• [WHAT NEEDS TO BE DONE]: What is the number of lines in the data holding the word "vectors"? Give that number by itself.

• [THE DATA]:
::::
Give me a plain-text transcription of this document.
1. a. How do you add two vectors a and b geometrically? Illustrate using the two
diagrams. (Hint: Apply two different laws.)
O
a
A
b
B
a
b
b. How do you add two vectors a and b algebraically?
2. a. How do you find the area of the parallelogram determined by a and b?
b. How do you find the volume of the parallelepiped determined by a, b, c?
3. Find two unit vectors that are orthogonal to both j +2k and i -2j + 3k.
::::
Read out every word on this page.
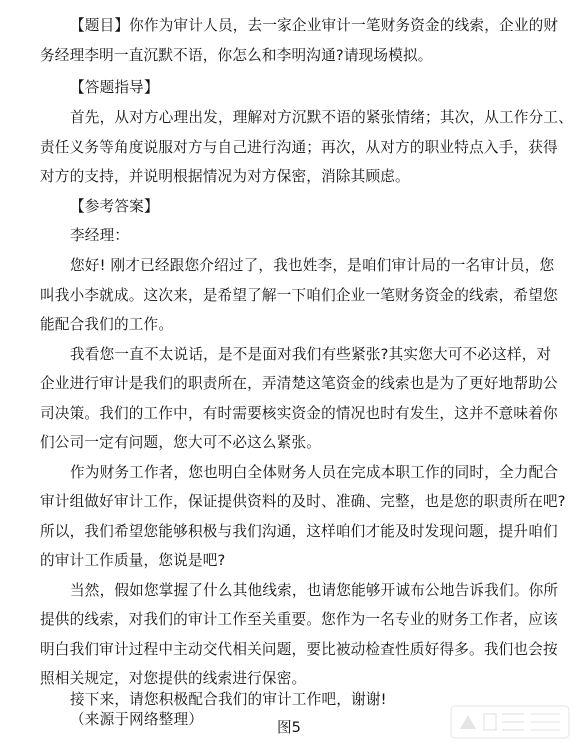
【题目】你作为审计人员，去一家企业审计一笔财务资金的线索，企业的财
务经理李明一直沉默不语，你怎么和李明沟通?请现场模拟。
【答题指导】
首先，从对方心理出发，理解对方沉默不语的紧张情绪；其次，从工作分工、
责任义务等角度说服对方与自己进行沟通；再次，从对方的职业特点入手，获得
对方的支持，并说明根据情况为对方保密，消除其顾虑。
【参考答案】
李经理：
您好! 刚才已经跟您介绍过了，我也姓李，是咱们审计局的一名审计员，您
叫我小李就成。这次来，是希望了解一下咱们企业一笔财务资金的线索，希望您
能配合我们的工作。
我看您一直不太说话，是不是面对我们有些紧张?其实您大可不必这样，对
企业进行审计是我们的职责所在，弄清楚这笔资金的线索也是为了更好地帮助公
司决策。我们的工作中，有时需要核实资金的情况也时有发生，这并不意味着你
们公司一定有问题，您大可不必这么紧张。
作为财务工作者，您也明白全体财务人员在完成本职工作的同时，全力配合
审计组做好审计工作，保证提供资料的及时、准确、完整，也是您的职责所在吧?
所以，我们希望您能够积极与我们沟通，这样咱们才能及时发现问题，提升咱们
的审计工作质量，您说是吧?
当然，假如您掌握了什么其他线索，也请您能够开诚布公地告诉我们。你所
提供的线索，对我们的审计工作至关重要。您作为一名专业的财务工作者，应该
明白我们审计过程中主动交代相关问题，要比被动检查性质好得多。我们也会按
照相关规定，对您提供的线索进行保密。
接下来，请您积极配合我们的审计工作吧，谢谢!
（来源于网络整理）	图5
::::
• [EXERCISE RESPONSE]: 3